> Exercise instructions:
Restate the records below word for word, and omit the images they hold.
/---
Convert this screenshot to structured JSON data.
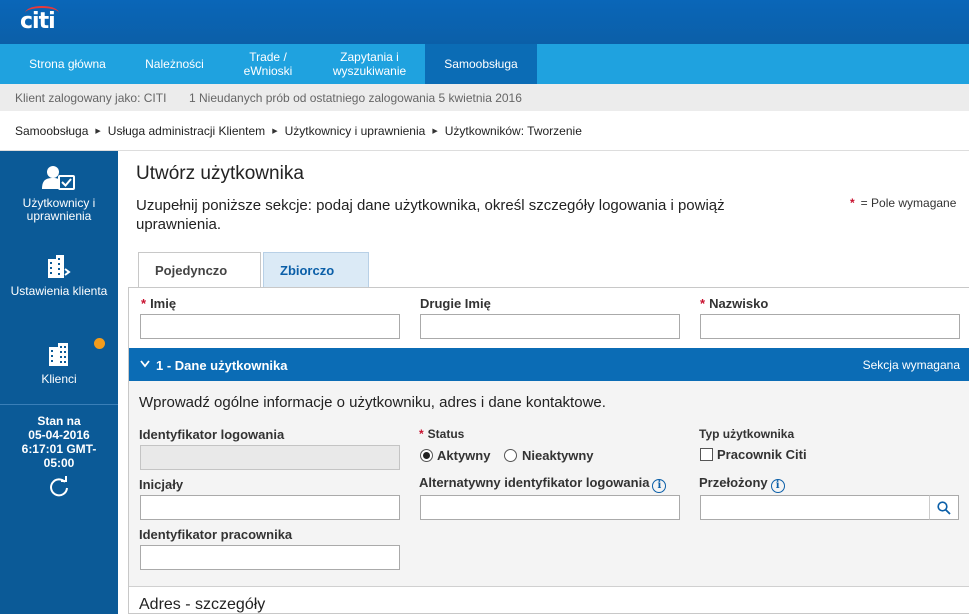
{
  "brand": {
    "logo_text": "citi"
  },
  "nav": {
    "items": [
      {
        "label": "Strona główna"
      },
      {
        "label": "Należności"
      },
      {
        "label": "Trade / eWnioski"
      },
      {
        "label": "Zapytania i wyszukiwanie"
      },
      {
        "label": "Samoobsługa",
        "active": true
      }
    ]
  },
  "info_bar": {
    "logged_label": "Klient zalogowany jako: CITI",
    "failed_login_message": "1 Nieudanych prób od ostatniego zalogowania 5 kwietnia 2016"
  },
  "breadcrumb": [
    "Samoobsługa",
    "Usługa administracji Klientem",
    "Użytkownicy i uprawnienia",
    "Użytkowników: Tworzenie"
  ],
  "sidebar": {
    "items": [
      {
        "label": "Użytkownicy i uprawnienia",
        "icon": "users-check-icon"
      },
      {
        "label": "Ustawienia klienta",
        "icon": "building-settings-icon"
      },
      {
        "label": "Klienci",
        "icon": "building-icon",
        "notification": true
      }
    ],
    "status": {
      "line1": "Stan na",
      "line2": "05-04-2016",
      "line3": "6:17:01 GMT-",
      "line4": "05:00"
    }
  },
  "page": {
    "title": "Utwórz użytkownika",
    "description": "Uzupełnij poniższe sekcje: podaj dane użytkownika, określ szczegóły logowania i powiąż uprawnienia.",
    "required_star": "*",
    "required_note": "= Pole wymagane",
    "tabs": [
      {
        "label": "Pojedynczo",
        "active": true
      },
      {
        "label": "Zbiorczo",
        "active": false
      }
    ]
  },
  "name_fields": {
    "first_name": {
      "label": "Imię",
      "required": true,
      "value": ""
    },
    "middle_name": {
      "label": "Drugie Imię",
      "required": false,
      "value": ""
    },
    "last_name": {
      "label": "Nazwisko",
      "required": true,
      "value": ""
    }
  },
  "section1": {
    "title": "1 - Dane użytkownika",
    "required_label": "Sekcja wymagana",
    "intro": "Wprowadź ogólne informacje o użytkowniku, adres i dane kontaktowe.",
    "login_id": {
      "label": "Identyfikator logowania",
      "value": ""
    },
    "initials": {
      "label": "Inicjały",
      "value": ""
    },
    "employee_id": {
      "label": "Identyfikator pracownika",
      "value": ""
    },
    "status": {
      "label": "Status",
      "options": [
        "Aktywny",
        "Nieaktywny"
      ],
      "selected": "Aktywny"
    },
    "alt_login_id": {
      "label": "Alternatywny identyfikator logowania",
      "value": ""
    },
    "user_type": {
      "label": "Typ użytkownika",
      "checkbox_label": "Pracownik Citi",
      "checked": false
    },
    "supervisor": {
      "label": "Przełożony",
      "value": ""
    }
  },
  "address_section": {
    "title": "Adres - szczegóły"
  },
  "colors": {
    "header_blue": "#0b5fa8",
    "nav_blue": "#1fa2df",
    "sidebar_blue": "#0b5a97",
    "section_blue": "#0b6cb5",
    "required_red": "#c8102e",
    "notification_orange": "#f39c1c"
  }
}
\---
> Complete output:
Convert this screenshot to structured JSON data.
{
  "brand": {
    "logo_text": "citi"
  },
  "nav": {
    "items": [
      {
        "label": "Strona główna"
      },
      {
        "label": "Należności"
      },
      {
        "label": "Trade / eWnioski"
      },
      {
        "label": "Zapytania i wyszukiwanie"
      },
      {
        "label": "Samoobsługa",
        "active": true
      }
    ]
  },
  "info_bar": {
    "logged_label": "Klient zalogowany jako: CITI",
    "failed_login_message": "1 Nieudanych prób od ostatniego zalogowania 5 kwietnia 2016"
  },
  "breadcrumb": [
    "Samoobsługa",
    "Usługa administracji Klientem",
    "Użytkownicy i uprawnienia",
    "Użytkowników: Tworzenie"
  ],
  "sidebar": {
    "items": [
      {
        "label": "Użytkownicy i uprawnienia",
        "icon": "users-check-icon"
      },
      {
        "label": "Ustawienia klienta",
        "icon": "building-settings-icon"
      },
      {
        "label": "Klienci",
        "icon": "building-icon",
        "notification": true
      }
    ],
    "status": {
      "line1": "Stan na",
      "line2": "05-04-2016",
      "line3": "6:17:01 GMT-",
      "line4": "05:00"
    }
  },
  "page": {
    "title": "Utwórz użytkownika",
    "description": "Uzupełnij poniższe sekcje: podaj dane użytkownika, określ szczegóły logowania i powiąż uprawnienia.",
    "required_star": "*",
    "required_note": "= Pole wymagane",
    "tabs": [
      {
        "label": "Pojedynczo",
        "active": true
      },
      {
        "label": "Zbiorczo",
        "active": false
      }
    ]
  },
  "name_fields": {
    "first_name": {
      "label": "Imię",
      "required": true,
      "value": ""
    },
    "middle_name": {
      "label": "Drugie Imię",
      "required": false,
      "value": ""
    },
    "last_name": {
      "label": "Nazwisko",
      "required": true,
      "value": ""
    }
  },
  "section1": {
    "title": "1 - Dane użytkownika",
    "required_label": "Sekcja wymagana",
    "intro": "Wprowadź ogólne informacje o użytkowniku, adres i dane kontaktowe.",
    "login_id": {
      "label": "Identyfikator logowania",
      "value": ""
    },
    "initials": {
      "label": "Inicjały",
      "value": ""
    },
    "employee_id": {
      "label": "Identyfikator pracownika",
      "value": ""
    },
    "status": {
      "label": "Status",
      "options": [
        "Aktywny",
        "Nieaktywny"
      ],
      "selected": "Aktywny"
    },
    "alt_login_id": {
      "label": "Alternatywny identyfikator logowania",
      "value": ""
    },
    "user_type": {
      "label": "Typ użytkownika",
      "checkbox_label": "Pracownik Citi",
      "checked": false
    },
    "supervisor": {
      "label": "Przełożony",
      "value": ""
    }
  },
  "address_section": {
    "title": "Adres - szczegóły"
  },
  "colors": {
    "header_blue": "#0b5fa8",
    "nav_blue": "#1fa2df",
    "sidebar_blue": "#0b5a97",
    "section_blue": "#0b6cb5",
    "required_red": "#c8102e",
    "notification_orange": "#f39c1c"
  }
}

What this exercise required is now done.